- [PROBLEM STATEMENT]:
Looking at the listing, state how many of its lines contain the string "settings". Write only the number.

***** MATERIAL PROVIDED

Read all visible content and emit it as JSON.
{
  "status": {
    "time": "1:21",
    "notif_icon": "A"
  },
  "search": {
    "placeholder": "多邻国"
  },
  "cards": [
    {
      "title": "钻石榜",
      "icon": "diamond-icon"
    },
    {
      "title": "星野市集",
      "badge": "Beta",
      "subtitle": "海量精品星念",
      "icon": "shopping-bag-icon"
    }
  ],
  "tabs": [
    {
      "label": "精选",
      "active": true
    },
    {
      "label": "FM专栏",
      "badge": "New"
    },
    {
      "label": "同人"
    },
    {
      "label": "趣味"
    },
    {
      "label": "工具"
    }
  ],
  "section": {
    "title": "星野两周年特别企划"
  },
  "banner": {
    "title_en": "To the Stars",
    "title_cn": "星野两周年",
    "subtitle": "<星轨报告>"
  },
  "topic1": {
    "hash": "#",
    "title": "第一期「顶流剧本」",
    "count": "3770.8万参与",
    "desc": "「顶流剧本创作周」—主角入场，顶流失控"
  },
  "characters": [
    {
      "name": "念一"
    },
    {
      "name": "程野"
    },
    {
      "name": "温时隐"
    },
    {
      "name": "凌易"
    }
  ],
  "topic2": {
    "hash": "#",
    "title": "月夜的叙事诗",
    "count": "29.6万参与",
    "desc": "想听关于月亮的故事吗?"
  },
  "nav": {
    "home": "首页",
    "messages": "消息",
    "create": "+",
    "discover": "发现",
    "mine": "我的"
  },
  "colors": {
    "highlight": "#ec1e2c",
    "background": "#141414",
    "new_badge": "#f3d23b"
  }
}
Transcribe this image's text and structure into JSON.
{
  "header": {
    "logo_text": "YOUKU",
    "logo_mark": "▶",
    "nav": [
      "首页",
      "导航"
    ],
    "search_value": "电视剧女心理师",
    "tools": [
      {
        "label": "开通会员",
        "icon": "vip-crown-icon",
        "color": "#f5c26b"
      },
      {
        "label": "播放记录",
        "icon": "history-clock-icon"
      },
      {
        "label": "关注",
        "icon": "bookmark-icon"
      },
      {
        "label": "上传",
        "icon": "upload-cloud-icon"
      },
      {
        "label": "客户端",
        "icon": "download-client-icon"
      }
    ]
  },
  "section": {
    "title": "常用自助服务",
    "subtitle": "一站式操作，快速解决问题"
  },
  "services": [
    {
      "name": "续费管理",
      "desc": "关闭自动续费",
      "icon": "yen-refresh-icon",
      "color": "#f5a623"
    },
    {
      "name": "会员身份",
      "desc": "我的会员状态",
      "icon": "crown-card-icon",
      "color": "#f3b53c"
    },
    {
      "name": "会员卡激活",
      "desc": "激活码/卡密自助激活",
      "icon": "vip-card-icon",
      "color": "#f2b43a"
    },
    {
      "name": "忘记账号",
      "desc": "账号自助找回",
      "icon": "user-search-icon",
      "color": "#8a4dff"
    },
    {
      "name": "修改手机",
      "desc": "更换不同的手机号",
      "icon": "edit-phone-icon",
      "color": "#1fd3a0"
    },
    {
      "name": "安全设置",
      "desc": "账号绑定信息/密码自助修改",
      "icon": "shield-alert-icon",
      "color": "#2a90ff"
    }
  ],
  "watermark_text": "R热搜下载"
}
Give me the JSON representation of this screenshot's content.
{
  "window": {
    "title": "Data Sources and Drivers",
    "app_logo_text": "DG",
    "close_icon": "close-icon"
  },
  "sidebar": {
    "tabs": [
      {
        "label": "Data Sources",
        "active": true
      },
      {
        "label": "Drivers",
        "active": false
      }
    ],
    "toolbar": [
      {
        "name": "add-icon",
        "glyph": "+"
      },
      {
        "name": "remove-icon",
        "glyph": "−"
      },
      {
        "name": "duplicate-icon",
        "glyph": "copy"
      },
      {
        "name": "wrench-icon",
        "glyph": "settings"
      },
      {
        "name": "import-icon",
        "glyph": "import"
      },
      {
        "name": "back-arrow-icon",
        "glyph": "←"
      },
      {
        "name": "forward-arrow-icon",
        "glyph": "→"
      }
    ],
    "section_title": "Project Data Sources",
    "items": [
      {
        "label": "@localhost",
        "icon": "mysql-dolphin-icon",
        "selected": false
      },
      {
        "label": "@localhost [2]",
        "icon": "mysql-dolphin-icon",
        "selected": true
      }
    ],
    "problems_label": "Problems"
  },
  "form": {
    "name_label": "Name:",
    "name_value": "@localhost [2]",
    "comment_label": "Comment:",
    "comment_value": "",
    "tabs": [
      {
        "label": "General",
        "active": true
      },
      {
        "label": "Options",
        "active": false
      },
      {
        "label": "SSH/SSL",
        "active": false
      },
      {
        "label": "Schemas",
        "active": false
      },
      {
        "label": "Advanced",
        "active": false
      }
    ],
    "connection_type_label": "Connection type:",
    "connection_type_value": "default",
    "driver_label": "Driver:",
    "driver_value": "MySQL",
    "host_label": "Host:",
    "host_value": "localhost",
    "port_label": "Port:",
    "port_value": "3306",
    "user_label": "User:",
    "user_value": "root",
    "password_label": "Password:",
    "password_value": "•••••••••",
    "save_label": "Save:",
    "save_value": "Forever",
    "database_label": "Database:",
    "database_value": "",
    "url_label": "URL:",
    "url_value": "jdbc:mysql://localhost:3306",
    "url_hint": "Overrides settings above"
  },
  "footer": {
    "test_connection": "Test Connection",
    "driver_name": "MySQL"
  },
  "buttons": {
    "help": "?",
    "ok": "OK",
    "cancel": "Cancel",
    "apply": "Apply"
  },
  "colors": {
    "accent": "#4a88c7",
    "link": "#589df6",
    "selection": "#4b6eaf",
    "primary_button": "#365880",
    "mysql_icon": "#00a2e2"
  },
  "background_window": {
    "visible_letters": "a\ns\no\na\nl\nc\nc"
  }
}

**********

- [WRITTEN SOLUTION]:
2